### [WHAT YOU SHOULD DO]
What follows is a set of records; restate each one word for word and drop the pictures.

### [SUPPLIED DATA]
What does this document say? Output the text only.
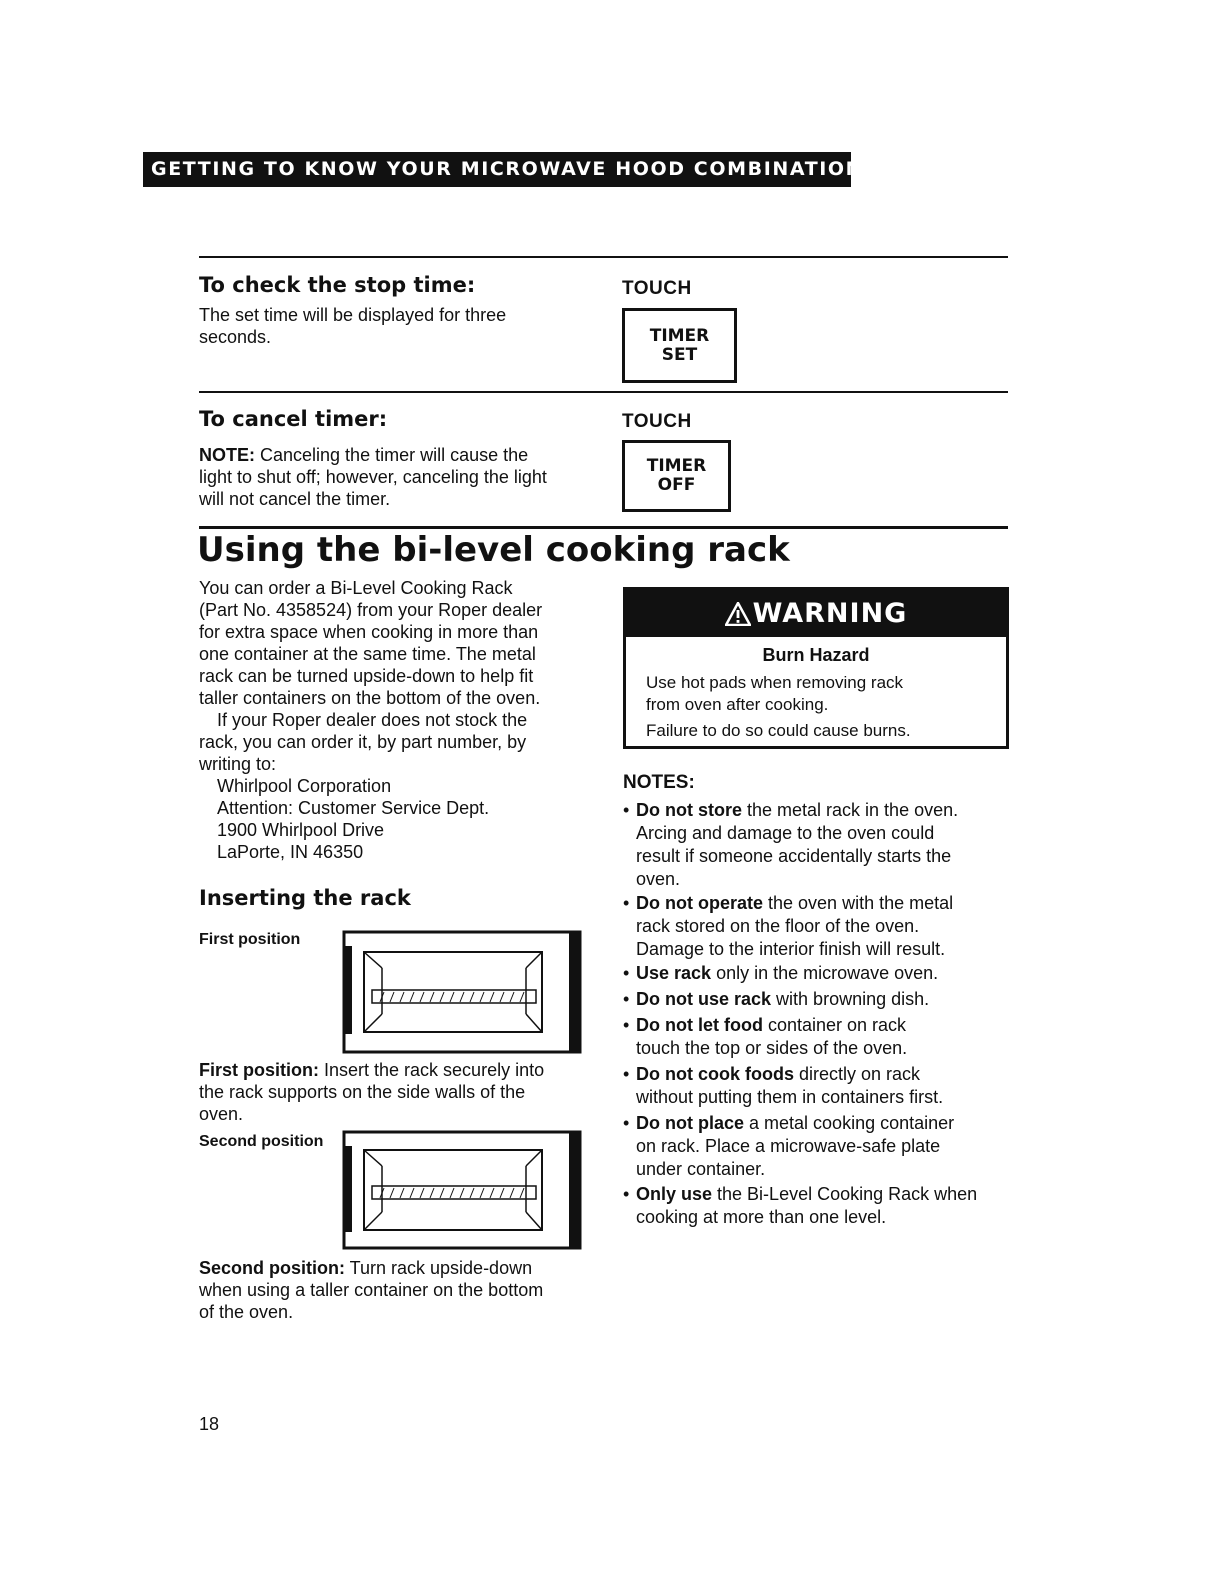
GETTING TO KNOW YOUR MICROWAVE HOOD COMBINATION
To check the stop time:
The set time will be displayed for three
seconds.
TOUCH
TIMER
SET
To cancel timer:
NOTE: Canceling the timer will cause the
light to shut off; however, canceling the light
will not cancel the timer.
TOUCH
TIMER
OFF
Using the bi-level cooking rack
You can order a Bi-Level Cooking Rack
(Part No. 4358524) from your Roper dealer
for extra space when cooking in more than
one container at the same time. The metal
rack can be turned upside-down to help fit
taller containers on the bottom of the oven.
If your Roper dealer does not stock the
rack, you can order it, by part number, by
writing to:
Whirlpool Corporation
Attention: Customer Service Dept.
1900 Whirlpool Drive
LaPorte, IN 46350
Inserting the rack
First position
First position: Insert the rack securely into
the rack supports on the side walls of the
oven.
Second position
Second position: Turn rack upside-down
when using a taller container on the bottom
of the oven.
WARNING
Burn Hazard
Use hot pads when removing rack
from oven after cooking.
Failure to do so could cause burns.
NOTES:
• Do not store the metal rack in the oven.
Arcing and damage to the oven could
result if someone accidentally starts the
oven.
• Do not operate the oven with the metal
rack stored on the floor of the oven.
Damage to the interior finish will result.
• Use rack only in the microwave oven.
• Do not use rack with browning dish.
• Do not let food container on rack
touch the top or sides of the oven.
• Do not cook foods directly on rack
without putting them in containers first.
• Do not place a metal cooking container
on rack. Place a microwave-safe plate
under container.
• Only use the Bi-Level Cooking Rack when
cooking at more than one level.
18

### [CORRECT RESPONSE]
What does this document say? Output the text only.
GETTING TO KNOW YOUR MICROWAVE HOOD COMBINATION
To check the stop time:
The set time will be displayed for three
seconds.
TOUCH
TIMER
SET
To cancel timer:
NOTE: Canceling the timer will cause the
light to shut off; however, canceling the light
will not cancel the timer.
TOUCH
TIMER
OFF
Using the bi-level cooking rack
You can order a Bi-Level Cooking Rack
(Part No. 4358524) from your Roper dealer
for extra space when cooking in more than
one container at the same time. The metal
rack can be turned upside-down to help fit
taller containers on the bottom of the oven.
If your Roper dealer does not stock the
rack, you can order it, by part number, by
writing to:
Whirlpool Corporation
Attention: Customer Service Dept.
1900 Whirlpool Drive
LaPorte, IN 46350
Inserting the rack
First position
First position: Insert the rack securely into
the rack supports on the side walls of the
oven.
Second position
Second position: Turn rack upside-down
when using a taller container on the bottom
of the oven.
WARNING
Burn Hazard
Use hot pads when removing rack
from oven after cooking.
Failure to do so could cause burns.
NOTES:
• Do not store the metal rack in the oven.
Arcing and damage to the oven could
result if someone accidentally starts the
oven.
• Do not operate the oven with the metal
rack stored on the floor of the oven.
Damage to the interior finish will result.
• Use rack only in the microwave oven.
• Do not use rack with browning dish.
• Do not let food container on rack
touch the top or sides of the oven.
• Do not cook foods directly on rack
without putting them in containers first.
• Do not place a metal cooking container
on rack. Place a microwave-safe plate
under container.
• Only use the Bi-Level Cooking Rack when
cooking at more than one level.
18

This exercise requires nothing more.